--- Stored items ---

• • • • • • •

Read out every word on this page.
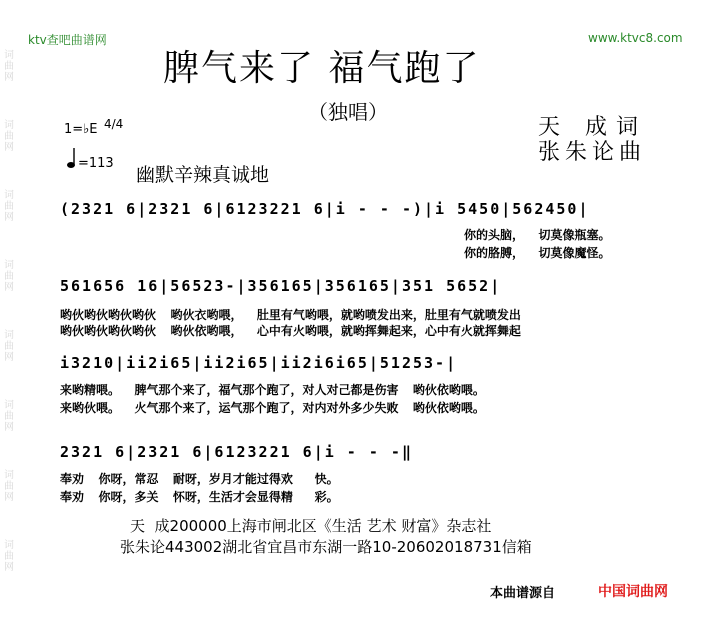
词曲网
词曲网
词曲网
词曲网
词曲网
词曲网
词曲网
词曲网
ktv查吧曲谱网	www.ktvc8.com
脾气来了 福气跑了
（独唱）
天 成词
张朱论曲
1=♭E 4/4
=113
幽默辛辣真诚地
(2321 6|2321 6|6123221 6|i - - -)|i 5450|562450|
你的头脑，  切莫像瓶塞。
你的胳膊，  切莫像魔怪。
561656 16|56523-|356165|356165|351 5652|
哟伙哟伙哟伙哟伙  哟伙衣哟喂，  肚里有气哟喂，就哟喷发出来，肚里有气就喷发出
哟伙哟伙哟伙哟伙  哟伙依哟喂，  心中有火哟喂，就哟挥舞起来，心中有火就挥舞起
i3210|ii2i65|ii2i65|ii2i6i65|51253-|
来哟精喂。  脾气那个来了，福气那个跑了，对人对己都是伤害  哟伙依哟喂。
来哟伙喂。  火气那个来了，运气那个跑了，对内对外多少失败  哟伙依哟喂。
2321 6|2321 6|6123221 6|i - - -‖
奉劝  你呀，常忍  耐呀，岁月才能过得欢   快。
奉劝  你呀，多关  怀呀，生活才会显得精   彩。
天  成200000上海市闸北区《生活 艺术 财富》杂志社
张朱论443002湖北省宜昌市东湖一路10-20602018731信箱
本曲谱源自	中国词曲网
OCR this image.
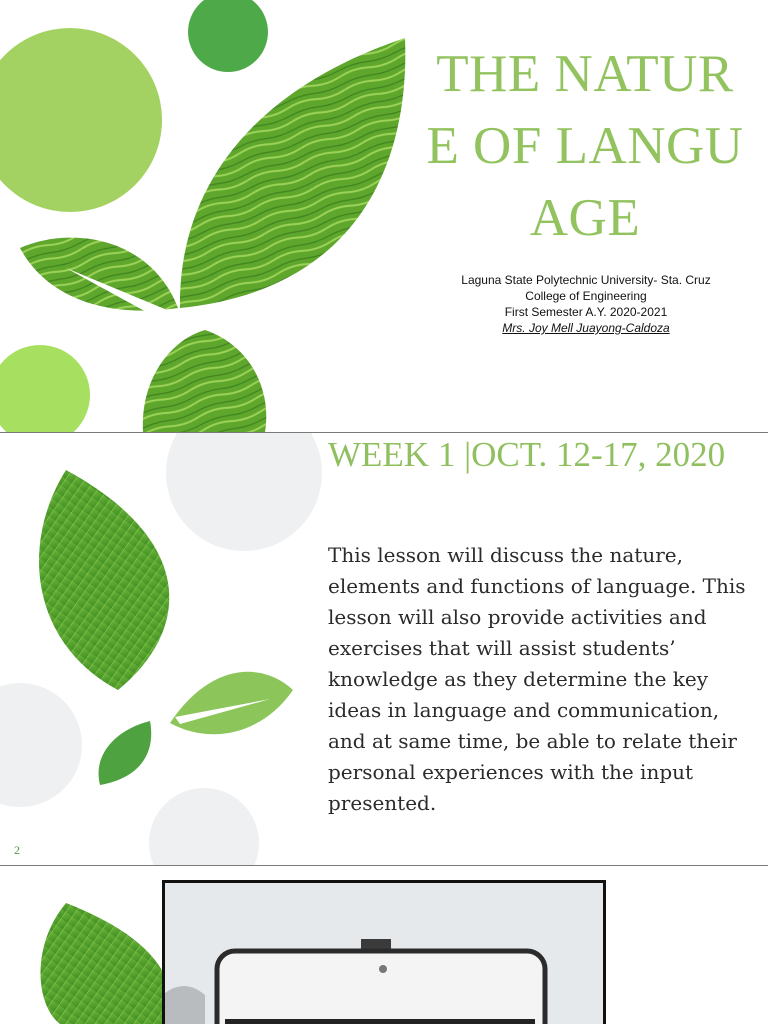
THE NATURE OF LANGUAGE
Laguna State Polytechnic University- Sta. Cruz
College of Engineering
First Semester A.Y. 2020-2021
Mrs. Joy Mell Juayong-Caldoza
WEEK 1 |OCT. 12-17, 2020
This lesson will discuss the nature, elements and functions of language. This lesson will also provide activities and exercises that will assist students’ knowledge as they determine the key ideas in language and communication, and at same time, be able to relate their personal experiences with the input presented.
2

• • • • • • •

--- WRITTEN EXERCISE ---
Of all the lines above, how many contain "哟伙依哟喂"? Give the number and nothing more.

--- EXERCISE ANSWER ---
3